### [TASK BRIEF]
Which lines in the material below contain the word "with"? Copy each of them.

### [DATASET ROWS]
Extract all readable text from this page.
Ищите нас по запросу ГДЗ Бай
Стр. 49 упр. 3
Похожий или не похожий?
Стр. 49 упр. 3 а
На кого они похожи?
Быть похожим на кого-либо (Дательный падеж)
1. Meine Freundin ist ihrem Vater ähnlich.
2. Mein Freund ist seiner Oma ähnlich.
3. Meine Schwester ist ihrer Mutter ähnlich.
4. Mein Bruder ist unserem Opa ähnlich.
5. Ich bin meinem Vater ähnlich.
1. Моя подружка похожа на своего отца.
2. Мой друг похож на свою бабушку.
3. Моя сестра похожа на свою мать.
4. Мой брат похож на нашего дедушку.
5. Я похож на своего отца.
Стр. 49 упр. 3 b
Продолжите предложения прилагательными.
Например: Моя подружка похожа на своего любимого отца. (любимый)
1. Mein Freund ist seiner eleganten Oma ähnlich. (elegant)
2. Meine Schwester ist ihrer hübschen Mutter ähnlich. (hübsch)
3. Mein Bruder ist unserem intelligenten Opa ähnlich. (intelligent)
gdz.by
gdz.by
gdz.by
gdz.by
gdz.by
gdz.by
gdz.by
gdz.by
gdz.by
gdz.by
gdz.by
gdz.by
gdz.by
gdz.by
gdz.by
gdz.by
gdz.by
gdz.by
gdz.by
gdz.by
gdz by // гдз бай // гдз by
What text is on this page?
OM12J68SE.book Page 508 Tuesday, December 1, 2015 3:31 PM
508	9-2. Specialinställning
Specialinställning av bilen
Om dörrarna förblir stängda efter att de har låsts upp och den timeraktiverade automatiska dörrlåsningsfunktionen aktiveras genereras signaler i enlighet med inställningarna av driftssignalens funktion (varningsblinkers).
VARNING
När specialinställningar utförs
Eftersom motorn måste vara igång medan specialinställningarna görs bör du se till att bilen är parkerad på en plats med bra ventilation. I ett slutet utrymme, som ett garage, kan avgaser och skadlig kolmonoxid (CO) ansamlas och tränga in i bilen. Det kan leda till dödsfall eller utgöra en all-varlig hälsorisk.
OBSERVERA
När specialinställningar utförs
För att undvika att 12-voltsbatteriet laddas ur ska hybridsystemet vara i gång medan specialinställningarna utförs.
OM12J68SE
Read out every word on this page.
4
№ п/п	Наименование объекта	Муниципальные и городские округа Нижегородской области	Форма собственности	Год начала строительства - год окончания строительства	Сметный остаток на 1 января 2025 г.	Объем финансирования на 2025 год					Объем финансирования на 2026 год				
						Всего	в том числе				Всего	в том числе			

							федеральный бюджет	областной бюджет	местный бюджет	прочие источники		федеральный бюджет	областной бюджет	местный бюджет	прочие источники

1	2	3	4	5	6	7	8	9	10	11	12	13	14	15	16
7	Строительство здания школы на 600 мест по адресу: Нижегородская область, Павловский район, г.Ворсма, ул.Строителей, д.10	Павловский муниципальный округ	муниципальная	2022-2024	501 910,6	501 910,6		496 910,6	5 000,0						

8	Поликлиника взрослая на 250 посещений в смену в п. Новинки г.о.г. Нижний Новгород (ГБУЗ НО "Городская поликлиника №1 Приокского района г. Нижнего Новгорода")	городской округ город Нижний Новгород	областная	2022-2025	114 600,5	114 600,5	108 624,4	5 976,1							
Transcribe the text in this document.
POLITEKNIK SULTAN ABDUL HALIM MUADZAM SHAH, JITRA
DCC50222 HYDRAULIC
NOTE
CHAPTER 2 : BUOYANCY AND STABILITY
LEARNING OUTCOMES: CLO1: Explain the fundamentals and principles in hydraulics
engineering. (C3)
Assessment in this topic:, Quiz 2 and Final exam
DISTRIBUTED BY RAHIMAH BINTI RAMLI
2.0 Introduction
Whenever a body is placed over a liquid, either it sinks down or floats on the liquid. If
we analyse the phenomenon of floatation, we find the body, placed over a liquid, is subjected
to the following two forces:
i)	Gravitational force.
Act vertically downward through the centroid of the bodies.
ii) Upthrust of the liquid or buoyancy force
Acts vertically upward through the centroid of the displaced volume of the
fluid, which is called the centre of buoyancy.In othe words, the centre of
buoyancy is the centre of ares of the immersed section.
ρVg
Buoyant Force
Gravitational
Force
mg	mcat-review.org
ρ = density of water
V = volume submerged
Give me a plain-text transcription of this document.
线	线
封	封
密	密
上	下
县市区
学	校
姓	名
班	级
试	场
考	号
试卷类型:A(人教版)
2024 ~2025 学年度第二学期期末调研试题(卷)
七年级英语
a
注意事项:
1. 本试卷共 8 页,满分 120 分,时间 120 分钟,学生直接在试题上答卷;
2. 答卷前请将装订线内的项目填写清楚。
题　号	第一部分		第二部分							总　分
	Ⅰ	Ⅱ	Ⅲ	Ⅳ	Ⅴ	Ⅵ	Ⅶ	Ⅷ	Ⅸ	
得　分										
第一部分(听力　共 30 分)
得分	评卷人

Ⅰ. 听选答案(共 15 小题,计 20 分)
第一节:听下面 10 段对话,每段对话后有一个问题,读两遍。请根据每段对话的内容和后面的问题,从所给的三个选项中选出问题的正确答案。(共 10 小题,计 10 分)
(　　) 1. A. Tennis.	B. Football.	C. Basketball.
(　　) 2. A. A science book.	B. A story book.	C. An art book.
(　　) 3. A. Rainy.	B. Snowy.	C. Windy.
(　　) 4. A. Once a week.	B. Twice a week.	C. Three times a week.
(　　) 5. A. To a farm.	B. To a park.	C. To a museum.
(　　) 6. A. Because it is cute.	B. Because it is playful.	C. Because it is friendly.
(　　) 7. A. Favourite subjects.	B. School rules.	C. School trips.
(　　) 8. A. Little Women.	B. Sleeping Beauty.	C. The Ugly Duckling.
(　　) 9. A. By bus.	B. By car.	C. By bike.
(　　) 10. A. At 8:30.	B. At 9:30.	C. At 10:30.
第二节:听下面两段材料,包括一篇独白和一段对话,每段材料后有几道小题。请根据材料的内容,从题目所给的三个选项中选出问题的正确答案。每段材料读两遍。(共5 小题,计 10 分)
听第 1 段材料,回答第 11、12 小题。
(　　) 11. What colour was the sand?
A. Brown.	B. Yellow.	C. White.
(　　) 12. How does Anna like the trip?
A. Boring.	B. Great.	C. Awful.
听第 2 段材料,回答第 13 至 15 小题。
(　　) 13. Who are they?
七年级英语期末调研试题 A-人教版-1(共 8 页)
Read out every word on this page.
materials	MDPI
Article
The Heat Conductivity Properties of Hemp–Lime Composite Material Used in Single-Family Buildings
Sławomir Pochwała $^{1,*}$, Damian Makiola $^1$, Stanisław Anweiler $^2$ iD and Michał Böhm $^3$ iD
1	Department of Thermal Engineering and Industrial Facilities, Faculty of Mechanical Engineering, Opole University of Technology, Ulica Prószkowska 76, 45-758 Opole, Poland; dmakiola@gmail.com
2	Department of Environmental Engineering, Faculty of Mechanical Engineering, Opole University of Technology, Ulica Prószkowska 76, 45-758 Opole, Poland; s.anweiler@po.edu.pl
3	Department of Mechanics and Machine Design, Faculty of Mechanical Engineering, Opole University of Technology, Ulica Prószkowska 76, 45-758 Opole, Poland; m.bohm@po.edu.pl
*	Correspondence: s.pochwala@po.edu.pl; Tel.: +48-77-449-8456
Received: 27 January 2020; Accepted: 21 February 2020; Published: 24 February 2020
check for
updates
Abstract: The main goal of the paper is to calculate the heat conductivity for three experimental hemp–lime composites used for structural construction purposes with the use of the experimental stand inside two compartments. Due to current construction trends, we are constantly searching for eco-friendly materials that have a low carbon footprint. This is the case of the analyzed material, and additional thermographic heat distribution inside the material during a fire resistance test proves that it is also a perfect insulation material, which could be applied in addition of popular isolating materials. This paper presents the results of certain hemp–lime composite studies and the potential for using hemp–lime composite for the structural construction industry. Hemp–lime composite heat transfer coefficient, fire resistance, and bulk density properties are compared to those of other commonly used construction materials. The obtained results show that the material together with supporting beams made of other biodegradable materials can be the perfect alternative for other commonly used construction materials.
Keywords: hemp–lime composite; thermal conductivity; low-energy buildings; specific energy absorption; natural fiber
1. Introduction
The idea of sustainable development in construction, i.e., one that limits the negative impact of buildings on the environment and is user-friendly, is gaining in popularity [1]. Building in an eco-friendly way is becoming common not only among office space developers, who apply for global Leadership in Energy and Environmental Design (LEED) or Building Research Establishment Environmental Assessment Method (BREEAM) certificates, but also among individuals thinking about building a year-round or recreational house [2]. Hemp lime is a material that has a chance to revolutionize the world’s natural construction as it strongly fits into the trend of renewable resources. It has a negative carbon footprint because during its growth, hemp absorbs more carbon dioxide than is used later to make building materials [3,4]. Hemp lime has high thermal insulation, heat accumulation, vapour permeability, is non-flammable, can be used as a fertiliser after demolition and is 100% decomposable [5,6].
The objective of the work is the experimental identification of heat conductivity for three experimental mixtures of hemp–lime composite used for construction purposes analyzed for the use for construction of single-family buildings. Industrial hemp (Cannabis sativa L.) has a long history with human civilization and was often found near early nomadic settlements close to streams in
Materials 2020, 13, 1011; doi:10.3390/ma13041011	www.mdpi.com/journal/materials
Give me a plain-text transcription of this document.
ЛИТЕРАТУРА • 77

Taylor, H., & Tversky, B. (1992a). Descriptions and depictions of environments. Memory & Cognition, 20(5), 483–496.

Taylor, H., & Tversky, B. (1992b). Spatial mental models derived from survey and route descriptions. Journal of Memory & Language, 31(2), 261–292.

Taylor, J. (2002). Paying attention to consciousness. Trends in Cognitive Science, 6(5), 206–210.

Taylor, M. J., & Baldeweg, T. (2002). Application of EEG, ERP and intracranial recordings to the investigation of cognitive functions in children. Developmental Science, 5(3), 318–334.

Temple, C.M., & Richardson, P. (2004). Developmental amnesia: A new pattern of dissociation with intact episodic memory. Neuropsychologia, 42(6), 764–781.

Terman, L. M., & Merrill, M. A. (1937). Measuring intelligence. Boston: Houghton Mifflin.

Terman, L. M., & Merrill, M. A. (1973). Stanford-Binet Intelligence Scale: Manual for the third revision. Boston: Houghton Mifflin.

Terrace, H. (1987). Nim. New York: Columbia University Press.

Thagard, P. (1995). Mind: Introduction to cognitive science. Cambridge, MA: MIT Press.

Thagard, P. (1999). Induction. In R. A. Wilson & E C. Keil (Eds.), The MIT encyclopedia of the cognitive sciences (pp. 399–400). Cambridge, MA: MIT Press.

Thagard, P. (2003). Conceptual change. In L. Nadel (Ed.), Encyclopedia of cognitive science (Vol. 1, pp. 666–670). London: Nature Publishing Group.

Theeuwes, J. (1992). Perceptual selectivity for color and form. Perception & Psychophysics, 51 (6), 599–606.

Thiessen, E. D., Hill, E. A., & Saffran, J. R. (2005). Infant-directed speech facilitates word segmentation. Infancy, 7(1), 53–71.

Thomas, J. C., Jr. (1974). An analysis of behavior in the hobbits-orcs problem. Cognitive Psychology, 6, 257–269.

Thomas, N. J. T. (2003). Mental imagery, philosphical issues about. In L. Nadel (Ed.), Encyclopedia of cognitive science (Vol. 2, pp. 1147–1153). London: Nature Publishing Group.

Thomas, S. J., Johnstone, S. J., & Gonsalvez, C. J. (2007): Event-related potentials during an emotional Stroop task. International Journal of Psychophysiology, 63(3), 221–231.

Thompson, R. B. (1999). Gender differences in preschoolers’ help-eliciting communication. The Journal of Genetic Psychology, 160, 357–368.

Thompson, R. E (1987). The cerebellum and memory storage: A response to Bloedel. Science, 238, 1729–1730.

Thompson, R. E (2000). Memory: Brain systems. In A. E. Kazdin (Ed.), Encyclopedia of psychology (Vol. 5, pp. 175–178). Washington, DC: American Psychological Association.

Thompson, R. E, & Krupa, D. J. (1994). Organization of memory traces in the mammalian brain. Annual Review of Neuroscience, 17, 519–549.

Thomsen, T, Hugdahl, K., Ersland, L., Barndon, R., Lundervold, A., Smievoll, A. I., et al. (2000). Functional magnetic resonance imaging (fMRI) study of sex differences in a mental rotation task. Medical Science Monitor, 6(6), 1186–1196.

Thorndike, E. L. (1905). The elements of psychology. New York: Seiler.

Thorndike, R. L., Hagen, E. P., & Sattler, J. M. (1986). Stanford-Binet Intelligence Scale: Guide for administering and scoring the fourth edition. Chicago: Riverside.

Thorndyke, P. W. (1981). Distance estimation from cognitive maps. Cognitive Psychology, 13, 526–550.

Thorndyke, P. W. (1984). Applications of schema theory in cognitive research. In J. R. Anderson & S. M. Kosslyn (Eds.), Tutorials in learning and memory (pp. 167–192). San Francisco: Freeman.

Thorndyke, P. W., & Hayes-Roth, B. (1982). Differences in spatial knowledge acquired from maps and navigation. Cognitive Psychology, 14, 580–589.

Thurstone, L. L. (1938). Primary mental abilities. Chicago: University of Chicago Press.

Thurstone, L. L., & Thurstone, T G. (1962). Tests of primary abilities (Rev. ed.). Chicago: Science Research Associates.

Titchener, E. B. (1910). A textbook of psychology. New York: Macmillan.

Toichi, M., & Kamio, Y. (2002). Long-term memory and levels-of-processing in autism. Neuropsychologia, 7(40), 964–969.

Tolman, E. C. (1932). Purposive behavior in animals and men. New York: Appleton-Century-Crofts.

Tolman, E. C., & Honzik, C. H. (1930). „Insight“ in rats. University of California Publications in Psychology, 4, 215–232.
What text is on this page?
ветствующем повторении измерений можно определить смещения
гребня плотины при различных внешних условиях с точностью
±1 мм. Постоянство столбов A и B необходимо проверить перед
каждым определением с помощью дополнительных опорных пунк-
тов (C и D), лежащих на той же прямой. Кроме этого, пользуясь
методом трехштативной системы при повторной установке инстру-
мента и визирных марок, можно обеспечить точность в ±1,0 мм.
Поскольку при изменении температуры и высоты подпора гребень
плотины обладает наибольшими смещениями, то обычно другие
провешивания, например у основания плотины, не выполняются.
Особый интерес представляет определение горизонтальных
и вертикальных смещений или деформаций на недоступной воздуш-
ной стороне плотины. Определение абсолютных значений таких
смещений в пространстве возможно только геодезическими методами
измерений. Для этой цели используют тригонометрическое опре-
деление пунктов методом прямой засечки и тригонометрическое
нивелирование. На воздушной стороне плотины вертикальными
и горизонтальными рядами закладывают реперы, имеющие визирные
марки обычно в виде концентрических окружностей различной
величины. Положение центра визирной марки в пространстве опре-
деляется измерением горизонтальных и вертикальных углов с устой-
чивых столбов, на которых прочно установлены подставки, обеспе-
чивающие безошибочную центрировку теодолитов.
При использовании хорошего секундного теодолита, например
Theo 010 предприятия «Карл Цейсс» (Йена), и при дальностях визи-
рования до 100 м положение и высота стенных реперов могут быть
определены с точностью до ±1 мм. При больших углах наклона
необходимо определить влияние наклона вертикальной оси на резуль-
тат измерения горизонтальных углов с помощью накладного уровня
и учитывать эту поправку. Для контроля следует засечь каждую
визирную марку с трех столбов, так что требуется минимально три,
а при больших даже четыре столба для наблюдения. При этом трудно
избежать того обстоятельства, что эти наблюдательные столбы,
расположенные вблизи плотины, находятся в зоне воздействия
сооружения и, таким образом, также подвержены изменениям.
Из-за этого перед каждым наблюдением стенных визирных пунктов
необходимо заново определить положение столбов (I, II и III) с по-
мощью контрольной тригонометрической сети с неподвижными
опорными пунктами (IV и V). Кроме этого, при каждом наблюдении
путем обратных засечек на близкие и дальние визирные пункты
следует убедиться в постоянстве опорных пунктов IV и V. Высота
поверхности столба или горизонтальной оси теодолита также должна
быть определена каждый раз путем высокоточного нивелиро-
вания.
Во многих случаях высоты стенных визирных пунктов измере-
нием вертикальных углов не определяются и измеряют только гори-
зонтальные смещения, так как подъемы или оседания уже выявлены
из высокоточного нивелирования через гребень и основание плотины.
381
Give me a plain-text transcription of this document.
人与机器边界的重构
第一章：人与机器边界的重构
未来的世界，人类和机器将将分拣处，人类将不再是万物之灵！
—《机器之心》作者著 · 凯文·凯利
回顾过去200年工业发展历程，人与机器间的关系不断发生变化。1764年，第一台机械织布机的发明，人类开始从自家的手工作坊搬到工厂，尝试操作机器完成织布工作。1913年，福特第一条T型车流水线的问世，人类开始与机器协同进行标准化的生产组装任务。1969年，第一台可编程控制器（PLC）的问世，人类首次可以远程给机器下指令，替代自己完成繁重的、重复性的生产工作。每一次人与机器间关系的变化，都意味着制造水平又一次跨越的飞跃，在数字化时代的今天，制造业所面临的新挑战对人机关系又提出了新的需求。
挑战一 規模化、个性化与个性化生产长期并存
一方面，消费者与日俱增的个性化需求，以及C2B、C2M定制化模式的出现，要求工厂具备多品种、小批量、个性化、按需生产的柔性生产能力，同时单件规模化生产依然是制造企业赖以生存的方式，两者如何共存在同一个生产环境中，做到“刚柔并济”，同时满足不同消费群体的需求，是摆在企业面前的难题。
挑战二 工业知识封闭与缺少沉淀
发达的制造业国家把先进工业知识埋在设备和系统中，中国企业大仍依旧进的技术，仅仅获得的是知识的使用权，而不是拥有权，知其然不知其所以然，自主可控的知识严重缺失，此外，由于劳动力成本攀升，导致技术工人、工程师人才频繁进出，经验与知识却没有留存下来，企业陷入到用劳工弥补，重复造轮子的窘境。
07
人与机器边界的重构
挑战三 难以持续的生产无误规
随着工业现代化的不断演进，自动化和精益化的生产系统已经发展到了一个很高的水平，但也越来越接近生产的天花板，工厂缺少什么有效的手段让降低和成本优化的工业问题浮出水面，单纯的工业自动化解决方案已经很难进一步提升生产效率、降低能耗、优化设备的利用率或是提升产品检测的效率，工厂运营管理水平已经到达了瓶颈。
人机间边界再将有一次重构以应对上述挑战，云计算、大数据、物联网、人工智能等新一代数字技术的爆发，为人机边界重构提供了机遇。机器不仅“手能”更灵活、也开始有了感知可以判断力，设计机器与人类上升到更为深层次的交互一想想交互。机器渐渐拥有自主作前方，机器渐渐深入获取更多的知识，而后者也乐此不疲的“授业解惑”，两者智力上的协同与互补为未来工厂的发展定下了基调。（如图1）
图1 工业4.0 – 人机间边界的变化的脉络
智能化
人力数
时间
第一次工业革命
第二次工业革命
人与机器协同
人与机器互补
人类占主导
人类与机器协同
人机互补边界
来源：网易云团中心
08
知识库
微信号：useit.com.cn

### [WRITTEN REPLY]
Abstract: The main goal of the paper is to calculate the heat conductivity for three experimental hemp–lime composites used for structural construction purposes with the use of the experimental stand inside two compartments. Due to current construction trends, we are constantly searching for eco-friendly materials that have a low carbon footprint. This is the case of the analyzed material, and additional thermographic heat distribution inside the material during a fire resistance test proves that it is also a perfect insulation material, which could be applied in addition of popular isolating materials. This paper presents the results of certain hemp–lime composite studies and the potential for using hemp–lime composite for the structural construction industry. Hemp–lime composite heat transfer coefficient, fire resistance, and bulk density properties are compared to those of other commonly used construction materials. The obtained results show that the material together with supporting beams made of other biodegradable materials can be the perfect alternative for other commonly used construction materials.
The objective of the work is the experimental identification of heat conductivity for three experimental mixtures of hemp–lime composite used for construction purposes analyzed for the use for construction of single-family buildings. Industrial hemp (Cannabis sativa L.) has a long history with human civilization and was often found near early nomadic settlements close to streams in
Temple, C.M., & Richardson, P. (2004). Developmental amnesia: A new pattern of dissociation with intact episodic memory. Neuropsychologia, 42(6), 764–781.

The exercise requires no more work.